↓↓↓
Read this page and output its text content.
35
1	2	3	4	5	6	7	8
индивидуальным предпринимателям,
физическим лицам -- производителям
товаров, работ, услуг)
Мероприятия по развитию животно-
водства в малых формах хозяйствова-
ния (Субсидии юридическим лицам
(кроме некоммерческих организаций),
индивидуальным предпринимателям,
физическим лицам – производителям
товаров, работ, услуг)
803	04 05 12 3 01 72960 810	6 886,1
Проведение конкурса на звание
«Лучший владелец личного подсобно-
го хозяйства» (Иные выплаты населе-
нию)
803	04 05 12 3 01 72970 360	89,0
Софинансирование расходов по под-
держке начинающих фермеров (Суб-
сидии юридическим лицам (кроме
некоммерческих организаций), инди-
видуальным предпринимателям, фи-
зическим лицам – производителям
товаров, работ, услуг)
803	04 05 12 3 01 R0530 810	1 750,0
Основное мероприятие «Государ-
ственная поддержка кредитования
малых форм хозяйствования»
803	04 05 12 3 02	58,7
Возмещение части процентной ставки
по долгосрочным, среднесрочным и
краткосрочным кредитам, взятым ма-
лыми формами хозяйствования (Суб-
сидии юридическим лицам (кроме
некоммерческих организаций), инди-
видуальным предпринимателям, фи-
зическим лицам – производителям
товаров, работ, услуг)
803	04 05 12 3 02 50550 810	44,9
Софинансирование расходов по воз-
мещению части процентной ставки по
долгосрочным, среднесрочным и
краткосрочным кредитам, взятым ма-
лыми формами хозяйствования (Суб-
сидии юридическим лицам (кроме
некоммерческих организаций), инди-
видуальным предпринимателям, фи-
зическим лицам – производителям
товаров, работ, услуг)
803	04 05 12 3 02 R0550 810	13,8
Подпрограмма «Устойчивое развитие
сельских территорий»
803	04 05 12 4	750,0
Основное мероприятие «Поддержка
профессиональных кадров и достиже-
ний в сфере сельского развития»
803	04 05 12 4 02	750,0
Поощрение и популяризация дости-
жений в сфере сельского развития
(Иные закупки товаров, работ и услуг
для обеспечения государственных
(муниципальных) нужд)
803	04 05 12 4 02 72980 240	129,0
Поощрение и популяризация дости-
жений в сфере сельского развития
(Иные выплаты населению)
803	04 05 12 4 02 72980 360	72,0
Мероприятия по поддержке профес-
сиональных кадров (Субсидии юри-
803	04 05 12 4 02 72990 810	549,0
↑↑↑
● PROBLEM DESCRIPTION
Exactly as written, please output every entry.

● FINAL RESULT
Read this page and output its text content.
35
1	2	3	4	5	6	7	8
индивидуальным предпринимателям,
физическим лицам -- производителям
товаров, работ, услуг)
Мероприятия по развитию животно-
водства в малых формах хозяйствова-
ния (Субсидии юридическим лицам
(кроме некоммерческих организаций),
индивидуальным предпринимателям,
физическим лицам – производителям
товаров, работ, услуг)
803	04 05 12 3 01 72960 810	6 886,1
Проведение конкурса на звание
«Лучший владелец личного подсобно-
го хозяйства» (Иные выплаты населе-
нию)
803	04 05 12 3 01 72970 360	89,0
Софинансирование расходов по под-
держке начинающих фермеров (Суб-
сидии юридическим лицам (кроме
некоммерческих организаций), инди-
видуальным предпринимателям, фи-
зическим лицам – производителям
товаров, работ, услуг)
803	04 05 12 3 01 R0530 810	1 750,0
Основное мероприятие «Государ-
ственная поддержка кредитования
малых форм хозяйствования»
803	04 05 12 3 02	58,7
Возмещение части процентной ставки
по долгосрочным, среднесрочным и
краткосрочным кредитам, взятым ма-
лыми формами хозяйствования (Суб-
сидии юридическим лицам (кроме
некоммерческих организаций), инди-
видуальным предпринимателям, фи-
зическим лицам – производителям
товаров, работ, услуг)
803	04 05 12 3 02 50550 810	44,9
Софинансирование расходов по воз-
мещению части процентной ставки по
долгосрочным, среднесрочным и
краткосрочным кредитам, взятым ма-
лыми формами хозяйствования (Суб-
сидии юридическим лицам (кроме
некоммерческих организаций), инди-
видуальным предпринимателям, фи-
зическим лицам – производителям
товаров, работ, услуг)
803	04 05 12 3 02 R0550 810	13,8
Подпрограмма «Устойчивое развитие
сельских территорий»
803	04 05 12 4	750,0
Основное мероприятие «Поддержка
профессиональных кадров и достиже-
ний в сфере сельского развития»
803	04 05 12 4 02	750,0
Поощрение и популяризация дости-
жений в сфере сельского развития
(Иные закупки товаров, работ и услуг
для обеспечения государственных
(муниципальных) нужд)
803	04 05 12 4 02 72980 240	129,0
Поощрение и популяризация дости-
жений в сфере сельского развития
(Иные выплаты населению)
803	04 05 12 4 02 72980 360	72,0
Мероприятия по поддержке профес-
сиональных кадров (Субсидии юри-
803	04 05 12 4 02 72990 810	549,0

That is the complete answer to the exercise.